╭──

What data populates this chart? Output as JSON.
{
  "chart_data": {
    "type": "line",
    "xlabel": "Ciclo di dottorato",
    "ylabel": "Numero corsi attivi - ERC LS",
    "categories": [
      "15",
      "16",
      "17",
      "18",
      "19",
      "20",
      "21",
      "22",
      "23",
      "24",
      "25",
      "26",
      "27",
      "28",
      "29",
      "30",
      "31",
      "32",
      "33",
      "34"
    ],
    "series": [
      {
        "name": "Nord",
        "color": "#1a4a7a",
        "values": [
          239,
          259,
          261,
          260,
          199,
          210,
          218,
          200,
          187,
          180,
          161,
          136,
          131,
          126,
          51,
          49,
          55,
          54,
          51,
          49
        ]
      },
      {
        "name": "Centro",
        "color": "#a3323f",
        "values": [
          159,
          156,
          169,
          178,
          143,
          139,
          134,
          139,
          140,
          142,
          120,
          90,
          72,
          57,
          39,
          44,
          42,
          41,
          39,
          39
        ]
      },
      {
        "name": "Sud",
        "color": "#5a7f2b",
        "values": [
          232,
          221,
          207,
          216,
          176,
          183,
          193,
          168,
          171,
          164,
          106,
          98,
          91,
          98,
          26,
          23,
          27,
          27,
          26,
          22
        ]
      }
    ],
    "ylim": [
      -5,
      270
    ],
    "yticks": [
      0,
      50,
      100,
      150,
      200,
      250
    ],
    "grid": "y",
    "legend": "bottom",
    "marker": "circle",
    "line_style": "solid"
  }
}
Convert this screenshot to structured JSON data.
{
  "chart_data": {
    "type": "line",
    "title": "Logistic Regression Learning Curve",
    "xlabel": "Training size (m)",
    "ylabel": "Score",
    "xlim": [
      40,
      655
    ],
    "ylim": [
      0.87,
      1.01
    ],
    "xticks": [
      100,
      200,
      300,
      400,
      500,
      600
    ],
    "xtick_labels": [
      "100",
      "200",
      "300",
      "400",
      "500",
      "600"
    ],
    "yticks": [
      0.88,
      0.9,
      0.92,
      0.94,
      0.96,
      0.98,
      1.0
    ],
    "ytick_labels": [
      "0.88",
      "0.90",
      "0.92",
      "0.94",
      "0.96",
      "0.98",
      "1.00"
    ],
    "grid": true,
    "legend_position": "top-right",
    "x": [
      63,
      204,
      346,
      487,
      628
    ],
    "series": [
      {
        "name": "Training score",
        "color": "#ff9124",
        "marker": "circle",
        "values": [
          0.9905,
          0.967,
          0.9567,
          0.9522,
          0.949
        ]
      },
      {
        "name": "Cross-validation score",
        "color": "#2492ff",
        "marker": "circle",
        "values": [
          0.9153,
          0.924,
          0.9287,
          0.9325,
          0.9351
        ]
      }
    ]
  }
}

╰──

INSTRUCTION: Extract each entry in full, exactly as given.

WRITTEN RESPONSE:
What data populates this chart? Output as JSON.
{
  "chart_data": {
    "type": "line",
    "xlabel": "Ciclo di dottorato",
    "ylabel": "Numero corsi attivi - ERC LS",
    "categories": [
      "15",
      "16",
      "17",
      "18",
      "19",
      "20",
      "21",
      "22",
      "23",
      "24",
      "25",
      "26",
      "27",
      "28",
      "29",
      "30",
      "31",
      "32",
      "33",
      "34"
    ],
    "series": [
      {
        "name": "Nord",
        "color": "#1a4a7a",
        "values": [
          239,
          259,
          261,
          260,
          199,
          210,
          218,
          200,
          187,
          180,
          161,
          136,
          131,
          126,
          51,
          49,
          55,
          54,
          51,
          49
        ]
      },
      {
        "name": "Centro",
        "color": "#a3323f",
        "values": [
          159,
          156,
          169,
          178,
          143,
          139,
          134,
          139,
          140,
          142,
          120,
          90,
          72,
          57,
          39,
          44,
          42,
          41,
          39,
          39
        ]
      },
      {
        "name": "Sud",
        "color": "#5a7f2b",
        "values": [
          232,
          221,
          207,
          216,
          176,
          183,
          193,
          168,
          171,
          164,
          106,
          98,
          91,
          98,
          26,
          23,
          27,
          27,
          26,
          22
        ]
      }
    ],
    "ylim": [
      -5,
      270
    ],
    "yticks": [
      0,
      50,
      100,
      150,
      200,
      250
    ],
    "grid": "y",
    "legend": "bottom",
    "marker": "circle",
    "line_style": "solid"
  }
}
Convert this screenshot to structured JSON data.
{
  "chart_data": {
    "type": "line",
    "title": "Logistic Regression Learning Curve",
    "xlabel": "Training size (m)",
    "ylabel": "Score",
    "xlim": [
      40,
      655
    ],
    "ylim": [
      0.87,
      1.01
    ],
    "xticks": [
      100,
      200,
      300,
      400,
      500,
      600
    ],
    "xtick_labels": [
      "100",
      "200",
      "300",
      "400",
      "500",
      "600"
    ],
    "yticks": [
      0.88,
      0.9,
      0.92,
      0.94,
      0.96,
      0.98,
      1.0
    ],
    "ytick_labels": [
      "0.88",
      "0.90",
      "0.92",
      "0.94",
      "0.96",
      "0.98",
      "1.00"
    ],
    "grid": true,
    "legend_position": "top-right",
    "x": [
      63,
      204,
      346,
      487,
      628
    ],
    "series": [
      {
        "name": "Training score",
        "color": "#ff9124",
        "marker": "circle",
        "values": [
          0.9905,
          0.967,
          0.9567,
          0.9522,
          0.949
        ]
      },
      {
        "name": "Cross-validation score",
        "color": "#2492ff",
        "marker": "circle",
        "values": [
          0.9153,
          0.924,
          0.9287,
          0.9325,
          0.9351
        ]
      }
    ]
  }
}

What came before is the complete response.